Start of Dataset records

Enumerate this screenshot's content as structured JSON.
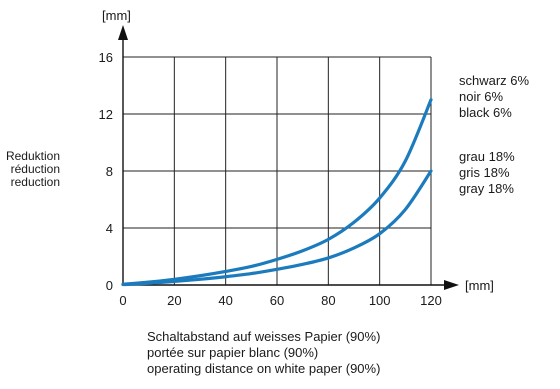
{
  "chart_data": {
    "type": "line",
    "y_unit": "[mm]",
    "x_unit": "[mm]",
    "ylabel": [
      "Reduktion",
      "réduction",
      "reduction"
    ],
    "xlabel": [
      "Schaltabstand auf weisses Papier (90%)",
      "portée sur papier blanc (90%)",
      "operating distance on white paper (90%)"
    ],
    "xlim": [
      0,
      120
    ],
    "ylim": [
      0,
      16
    ],
    "x_ticks": [
      0,
      20,
      40,
      60,
      80,
      100,
      120
    ],
    "y_ticks": [
      0,
      4,
      8,
      12,
      16
    ],
    "grid": true,
    "line_color": "#1b7bbd",
    "series": [
      {
        "label_lines": [
          "schwarz 6%",
          "noir 6%",
          "black 6%"
        ],
        "x": [
          0,
          10,
          20,
          30,
          40,
          50,
          60,
          70,
          80,
          90,
          100,
          110,
          120
        ],
        "y": [
          0.05,
          0.2,
          0.4,
          0.65,
          0.95,
          1.3,
          1.8,
          2.4,
          3.2,
          4.4,
          6.1,
          8.7,
          13.0
        ]
      },
      {
        "label_lines": [
          "grau 18%",
          "gris 18%",
          "gray 18%"
        ],
        "x": [
          0,
          10,
          20,
          30,
          40,
          50,
          60,
          70,
          80,
          90,
          100,
          110,
          120
        ],
        "y": [
          0.03,
          0.12,
          0.25,
          0.4,
          0.58,
          0.8,
          1.1,
          1.45,
          1.9,
          2.6,
          3.6,
          5.3,
          8.0
        ]
      }
    ]
  }
}
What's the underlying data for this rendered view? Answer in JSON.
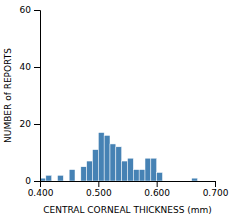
{
  "chart_data": {
    "type": "histogram",
    "bins": [
      0.4,
      0.41,
      0.42,
      0.43,
      0.44,
      0.45,
      0.46,
      0.47,
      0.48,
      0.49,
      0.5,
      0.51,
      0.52,
      0.53,
      0.54,
      0.55,
      0.56,
      0.57,
      0.58,
      0.59,
      0.6,
      0.61,
      0.62,
      0.63,
      0.64,
      0.65,
      0.66,
      0.67,
      0.68,
      0.69,
      0.7
    ],
    "values": [
      1,
      2,
      0,
      2,
      0,
      4,
      0,
      5,
      7,
      11,
      17,
      16,
      13,
      12,
      7,
      8,
      4,
      4,
      8,
      8,
      3,
      0,
      0,
      0,
      0,
      0,
      1,
      0,
      0,
      0
    ],
    "x_label": "CENTRAL CORNEAL THICKNESS (mm)",
    "y_label": "NUMBER of REPORTS",
    "xlim": [
      0.4,
      0.7
    ],
    "ylim": [
      0,
      60
    ],
    "xticks": [
      {
        "value": 0.4,
        "label": "0.400"
      },
      {
        "value": 0.5,
        "label": "0.500"
      },
      {
        "value": 0.6,
        "label": "0.600"
      },
      {
        "value": 0.7,
        "label": "0.700"
      }
    ],
    "yticks": [
      0,
      20,
      40,
      60
    ],
    "grid": false
  }
}
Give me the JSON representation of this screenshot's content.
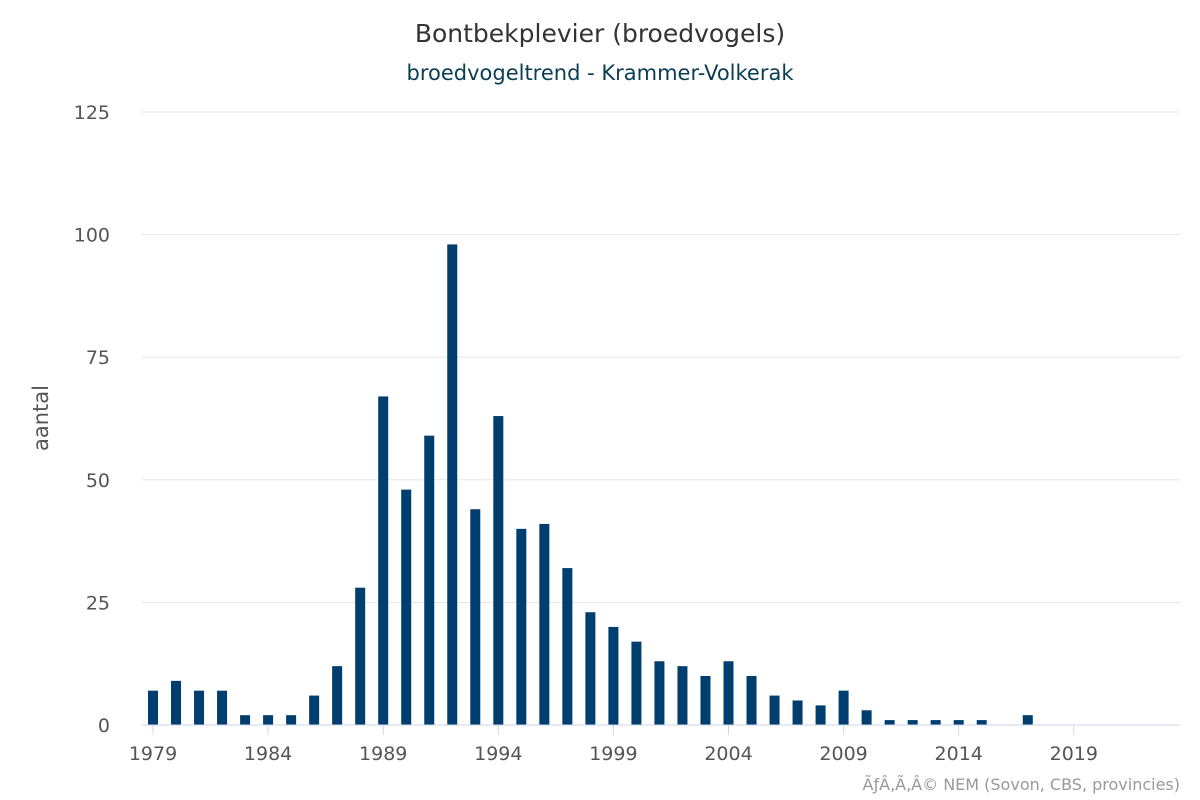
{
  "chart_data": {
    "type": "bar",
    "title": "Bontbekplevier (broedvogels)",
    "subtitle": "broedvogeltrend - Krammer-Volkerak",
    "xlabel": "",
    "ylabel": "aantal",
    "credit": "ÃƒÂ‚Ã‚Â© NEM (Sovon, CBS, provincies)",
    "color": "#003e6f",
    "grid": true,
    "legend": "none",
    "ylim": [
      0,
      125
    ],
    "yticks": [
      0,
      25,
      50,
      75,
      100,
      125
    ],
    "xlim": [
      1979,
      2023
    ],
    "xticks": [
      1979,
      1984,
      1989,
      1994,
      1999,
      2004,
      2009,
      2014,
      2019
    ],
    "x": [
      1979,
      1980,
      1981,
      1982,
      1983,
      1984,
      1985,
      1986,
      1987,
      1988,
      1989,
      1990,
      1991,
      1992,
      1993,
      1994,
      1995,
      1996,
      1997,
      1998,
      1999,
      2000,
      2001,
      2002,
      2003,
      2004,
      2005,
      2006,
      2007,
      2008,
      2009,
      2010,
      2011,
      2012,
      2013,
      2014,
      2015,
      2016,
      2017
    ],
    "values": [
      7,
      9,
      7,
      7,
      2,
      2,
      2,
      6,
      12,
      28,
      67,
      48,
      59,
      98,
      44,
      63,
      40,
      41,
      32,
      23,
      20,
      17,
      13,
      12,
      10,
      13,
      10,
      6,
      5,
      4,
      7,
      3,
      1,
      1,
      1,
      1,
      1,
      0,
      2
    ]
  }
}
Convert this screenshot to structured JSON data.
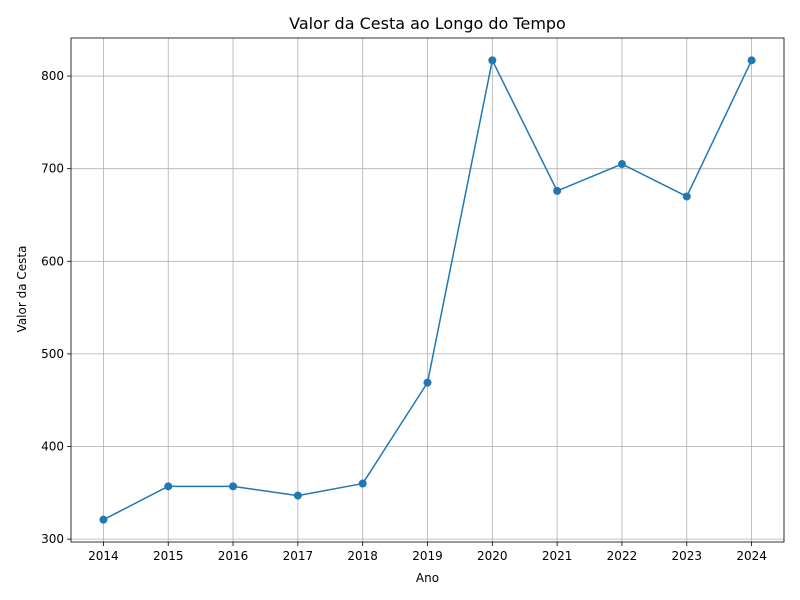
{
  "chart_data": {
    "type": "line",
    "title": "Valor da Cesta ao Longo do Tempo",
    "xlabel": "Ano",
    "ylabel": "Valor da Cesta",
    "categories": [
      "2014",
      "2015",
      "2016",
      "2017",
      "2018",
      "2019",
      "2020",
      "2021",
      "2022",
      "2023",
      "2024"
    ],
    "series": [
      {
        "values": [
          321,
          357,
          357,
          347,
          360,
          469,
          817,
          676,
          705,
          670,
          817
        ],
        "color": "#1f77b4",
        "marker": "circle"
      }
    ],
    "yticks": [
      300,
      400,
      500,
      600,
      700,
      800
    ],
    "ylim": [
      296.9,
      841.1
    ],
    "grid": true,
    "legend": "none"
  }
}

End of Dataset records

## Direction
Repeat nothing but the lines from the one containing "Convert this screenshot" through the end of the entries, exactly, and skip the pictures.

## Complete output
Convert this screenshot to structured JSON data.
{
  "chart_data": {
    "type": "line",
    "title": "Valor da Cesta ao Longo do Tempo",
    "xlabel": "Ano",
    "ylabel": "Valor da Cesta",
    "categories": [
      "2014",
      "2015",
      "2016",
      "2017",
      "2018",
      "2019",
      "2020",
      "2021",
      "2022",
      "2023",
      "2024"
    ],
    "series": [
      {
        "values": [
          321,
          357,
          357,
          347,
          360,
          469,
          817,
          676,
          705,
          670,
          817
        ],
        "color": "#1f77b4",
        "marker": "circle"
      }
    ],
    "yticks": [
      300,
      400,
      500,
      600,
      700,
      800
    ],
    "ylim": [
      296.9,
      841.1
    ],
    "grid": true,
    "legend": "none"
  }
}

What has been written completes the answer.